Exercise instructions
Output the full listing below exactly, without the pictures.

━━ Records for this exercise ━━

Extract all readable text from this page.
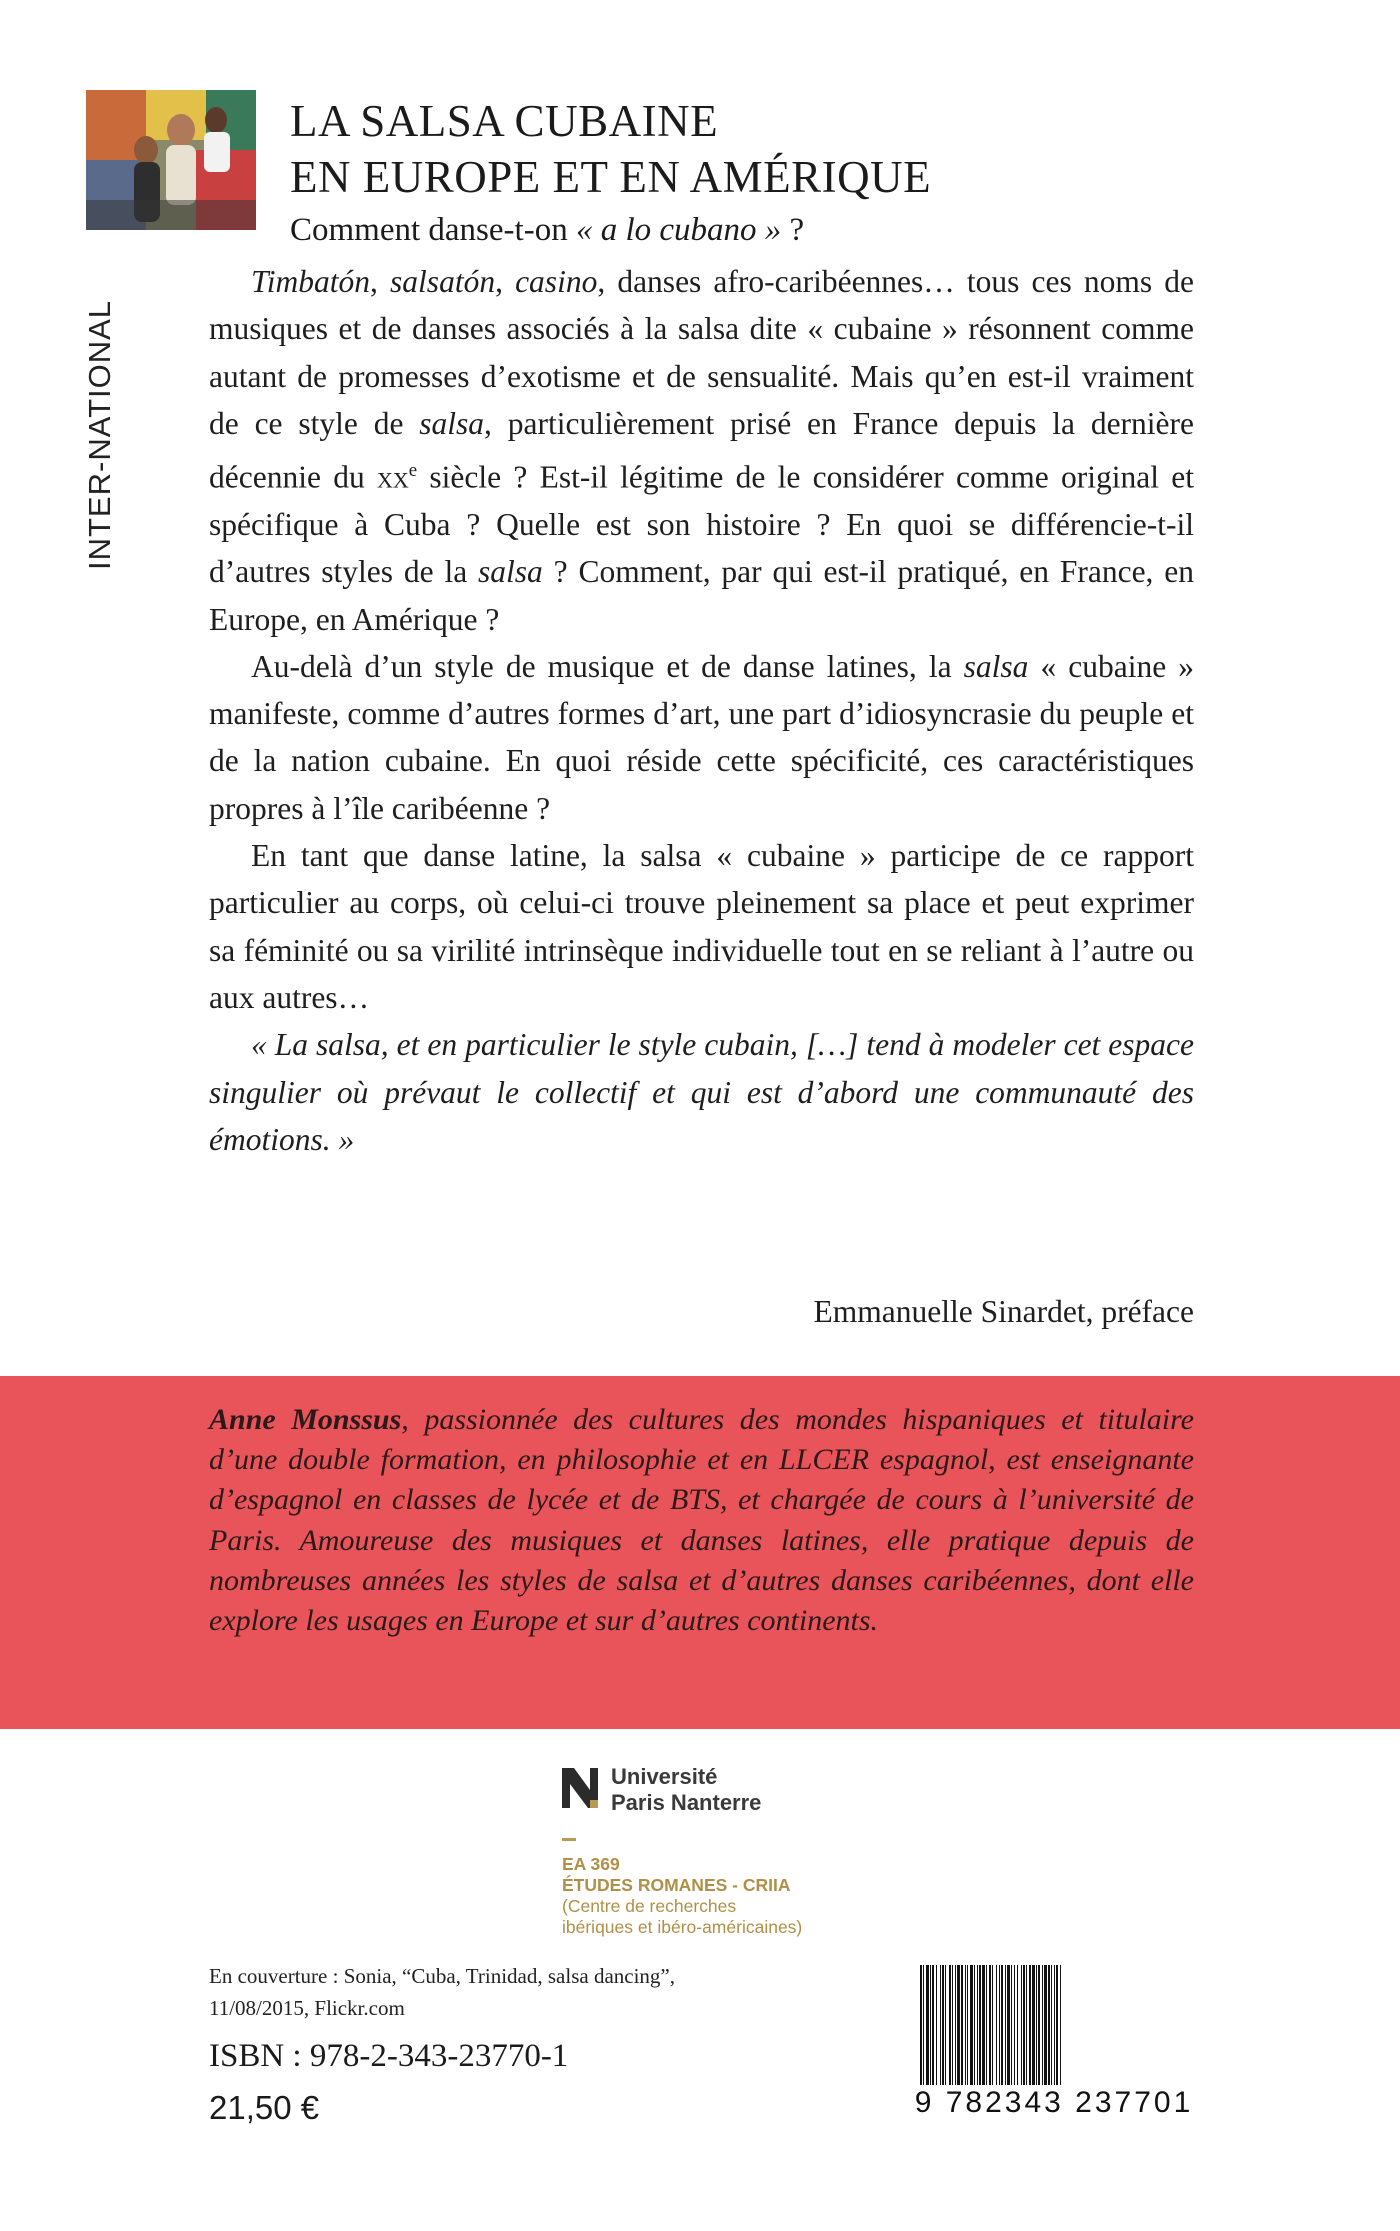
INTER-NATIONAL
LA SALSA CUBAINE
EN EUROPE ET EN AMÉRIQUE
Comment danse-t-on « a lo cubano » ?

Timbatón, salsatón, casino, danses afro-caribéennes… tous ces noms de musiques et de danses associés à la salsa dite « cubaine » résonnent comme autant de promesses d’exotisme et de sensualité. Mais qu’en est-il vraiment de ce style de salsa, particulièrement prisé en France depuis la dernière décennie du $xx^e$ siècle ? Est-il légitime de le considérer comme original et spécifique à Cuba ? Quelle est son histoire ? En quoi se différencie-t-il d’autres styles de la salsa ? Comment, par qui est-il pratiqué, en France, en Europe, en Amérique ?

Au-delà d’un style de musique et de danse latines, la salsa « cubaine » manifeste, comme d’autres formes d’art, une part d’idiosyncrasie du peuple et de la nation cubaine. En quoi réside cette spécificité, ces caractéristiques propres à l’île caribéenne ?

En tant que danse latine, la salsa « cubaine » participe de ce rapport particulier au corps, où celui-ci trouve pleinement sa place et peut exprimer sa féminité ou sa virilité intrinsèque individuelle tout en se reliant à l’autre ou aux autres…

« La salsa, et en particulier le style cubain, […] tend à modeler cet espace singulier où prévaut le collectif et qui est d’abord une communauté des émotions. »

Emmanuelle Sinardet, préface

Anne Monssus, passionnée des cultures des mondes hispaniques et titulaire d’une double formation, en philosophie et en LLCER espagnol, est enseignante d’espagnol en classes de lycée et de BTS, et chargée de cours à l’université de Paris. Amoureuse des musiques et danses latines, elle pratique depuis de nombreuses années les styles de salsa et d’autres danses caribéennes, dont elle explore les usages en Europe et sur d’autres continents.

Université
Paris Nanterre
EA 369
ÉTUDES ROMANES - CRIIA
(Centre de recherches
ibériques et ibéro-américaines)
En couverture : Sonia, “Cuba, Trinidad, salsa dancing”,
11/08/2015, Flickr.com
ISBN : 978-2-343-23770-1
21,50 €	9 782343 237701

━━━

Output below
Extract all readable text from this page.
INTER-NATIONAL
LA SALSA CUBAINE
EN EUROPE ET EN AMÉRIQUE
Comment danse-t-on « a lo cubano » ?

Timbatón, salsatón, casino, danses afro-caribéennes… tous ces noms de musiques et de danses associés à la salsa dite « cubaine » résonnent comme autant de promesses d’exotisme et de sensualité. Mais qu’en est-il vraiment de ce style de salsa, particulièrement prisé en France depuis la dernière décennie du $xx^e$ siècle ? Est-il légitime de le considérer comme original et spécifique à Cuba ? Quelle est son histoire ? En quoi se différencie-t-il d’autres styles de la salsa ? Comment, par qui est-il pratiqué, en France, en Europe, en Amérique ?

Au-delà d’un style de musique et de danse latines, la salsa « cubaine » manifeste, comme d’autres formes d’art, une part d’idiosyncrasie du peuple et de la nation cubaine. En quoi réside cette spécificité, ces caractéristiques propres à l’île caribéenne ?

En tant que danse latine, la salsa « cubaine » participe de ce rapport particulier au corps, où celui-ci trouve pleinement sa place et peut exprimer sa féminité ou sa virilité intrinsèque individuelle tout en se reliant à l’autre ou aux autres…

« La salsa, et en particulier le style cubain, […] tend à modeler cet espace singulier où prévaut le collectif et qui est d’abord une communauté des émotions. »

Emmanuelle Sinardet, préface

Anne Monssus, passionnée des cultures des mondes hispaniques et titulaire d’une double formation, en philosophie et en LLCER espagnol, est enseignante d’espagnol en classes de lycée et de BTS, et chargée de cours à l’université de Paris. Amoureuse des musiques et danses latines, elle pratique depuis de nombreuses années les styles de salsa et d’autres danses caribéennes, dont elle explore les usages en Europe et sur d’autres continents.

Université
Paris Nanterre
EA 369
ÉTUDES ROMANES - CRIIA
(Centre de recherches
ibériques et ibéro-américaines)
En couverture : Sonia, “Cuba, Trinidad, salsa dancing”,
11/08/2015, Flickr.com
ISBN : 978-2-343-23770-1
21,50 €	9 782343 237701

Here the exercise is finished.